Copy the records below exactly, omitting any pictures they contain.

[Supplied information]
--------

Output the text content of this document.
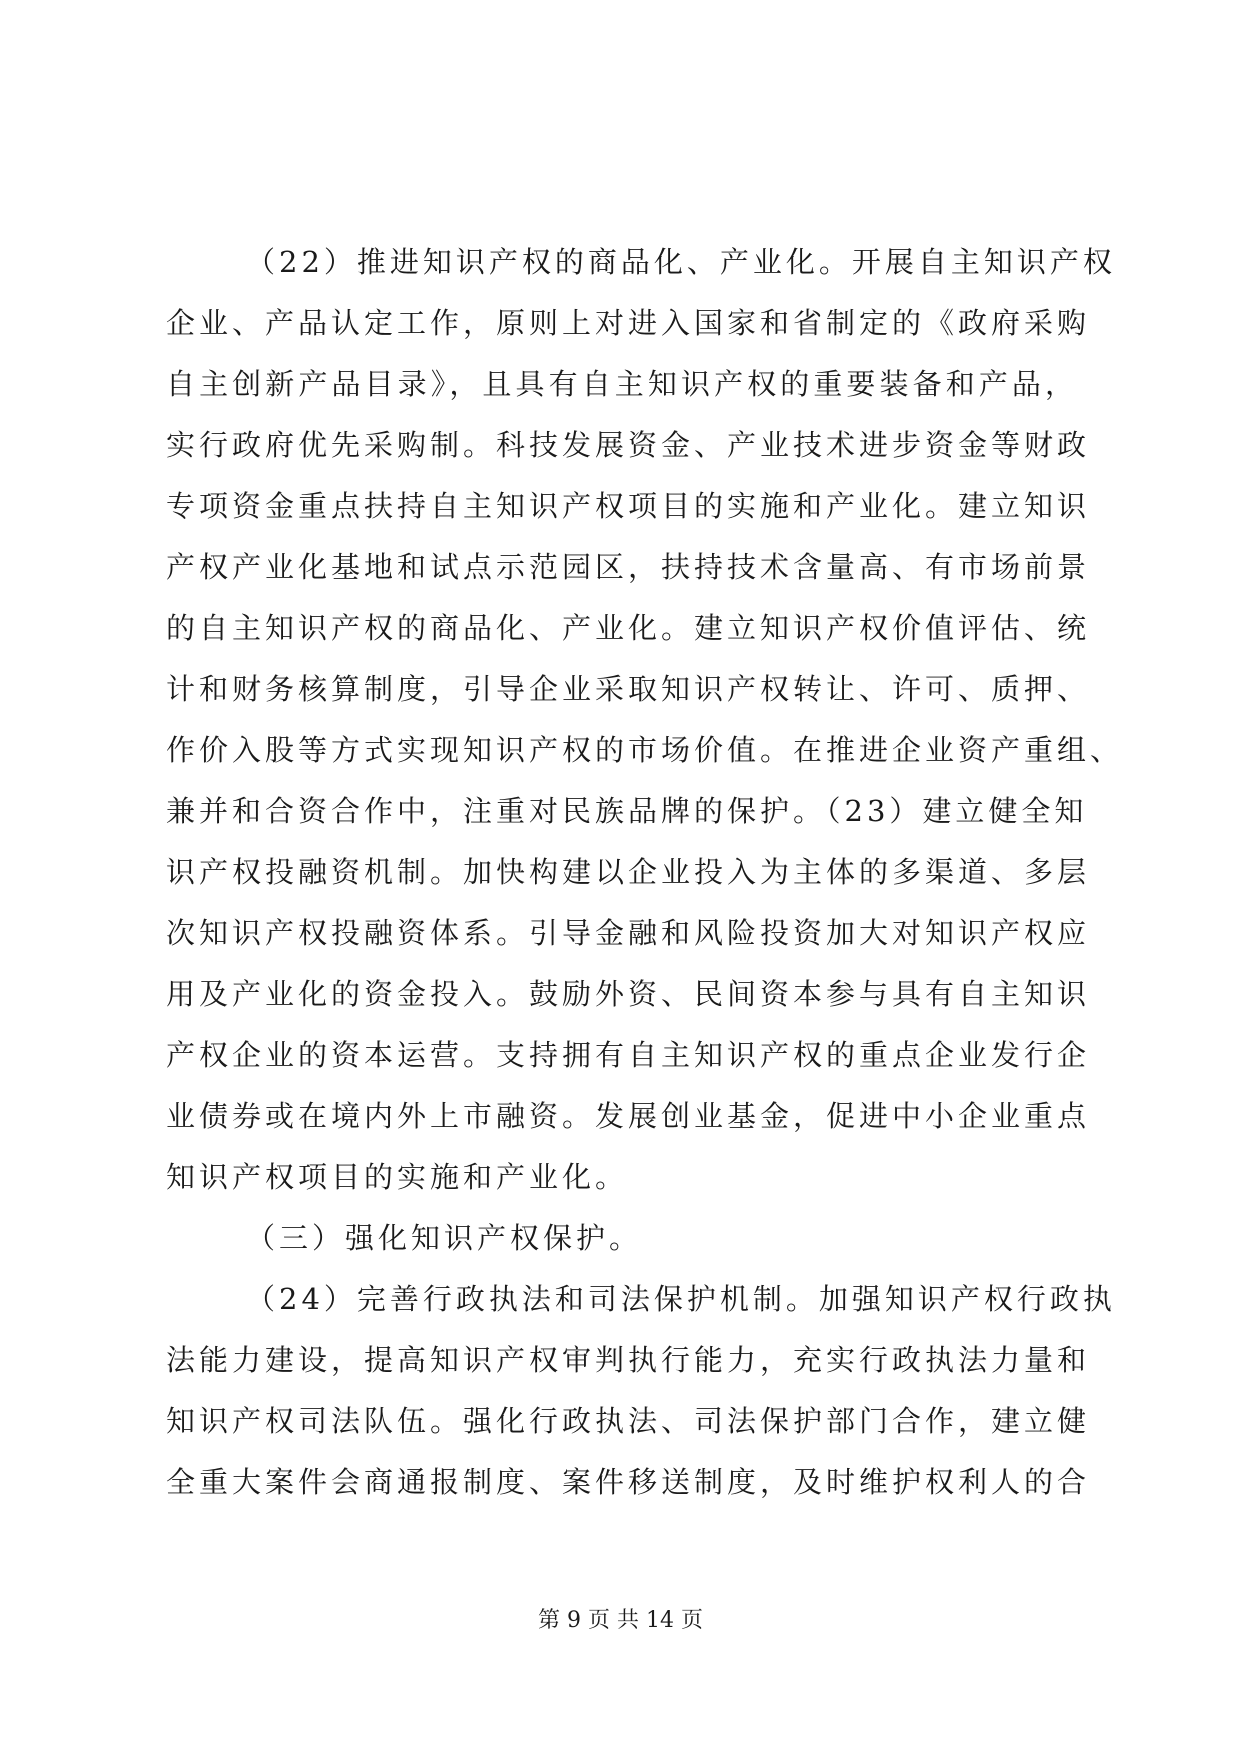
（22）推进知识产权的商品化、产业化。开展自主知识产权
企业、产品认定工作，原则上对进入国家和省制定的《政府采购
自主创新产品目录》，且具有自主知识产权的重要装备和产品，
实行政府优先采购制。科技发展资金、产业技术进步资金等财政
专项资金重点扶持自主知识产权项目的实施和产业化。建立知识
产权产业化基地和试点示范园区，扶持技术含量高、有市场前景
的自主知识产权的商品化、产业化。建立知识产权价值评估、统
计和财务核算制度，引导企业采取知识产权转让、许可、质押、
作价入股等方式实现知识产权的市场价值。在推进企业资产重组、
兼并和合资合作中，注重对民族品牌的保护。（23）建立健全知
识产权投融资机制。加快构建以企业投入为主体的多渠道、多层
次知识产权投融资体系。引导金融和风险投资加大对知识产权应
用及产业化的资金投入。鼓励外资、民间资本参与具有自主知识
产权企业的资本运营。支持拥有自主知识产权的重点企业发行企
业债券或在境内外上市融资。发展创业基金，促进中小企业重点
知识产权项目的实施和产业化。
（三）强化知识产权保护。
（24）完善行政执法和司法保护机制。加强知识产权行政执
法能力建设，提高知识产权审判执行能力，充实行政执法力量和
知识产权司法队伍。强化行政执法、司法保护部门合作，建立健
全重大案件会商通报制度、案件移送制度，及时维护权利人的合
第 9 页 共 14 页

--------

[Result for this exercise]
Output the text content of this document.
（22）推进知识产权的商品化、产业化。开展自主知识产权
企业、产品认定工作，原则上对进入国家和省制定的《政府采购
自主创新产品目录》，且具有自主知识产权的重要装备和产品，
实行政府优先采购制。科技发展资金、产业技术进步资金等财政
专项资金重点扶持自主知识产权项目的实施和产业化。建立知识
产权产业化基地和试点示范园区，扶持技术含量高、有市场前景
的自主知识产权的商品化、产业化。建立知识产权价值评估、统
计和财务核算制度，引导企业采取知识产权转让、许可、质押、
作价入股等方式实现知识产权的市场价值。在推进企业资产重组、
兼并和合资合作中，注重对民族品牌的保护。（23）建立健全知
识产权投融资机制。加快构建以企业投入为主体的多渠道、多层
次知识产权投融资体系。引导金融和风险投资加大对知识产权应
用及产业化的资金投入。鼓励外资、民间资本参与具有自主知识
产权企业的资本运营。支持拥有自主知识产权的重点企业发行企
业债券或在境内外上市融资。发展创业基金，促进中小企业重点
知识产权项目的实施和产业化。
（三）强化知识产权保护。
（24）完善行政执法和司法保护机制。加强知识产权行政执
法能力建设，提高知识产权审判执行能力，充实行政执法力量和
知识产权司法队伍。强化行政执法、司法保护部门合作，建立健
全重大案件会商通报制度、案件移送制度，及时维护权利人的合
第 9 页 共 14 页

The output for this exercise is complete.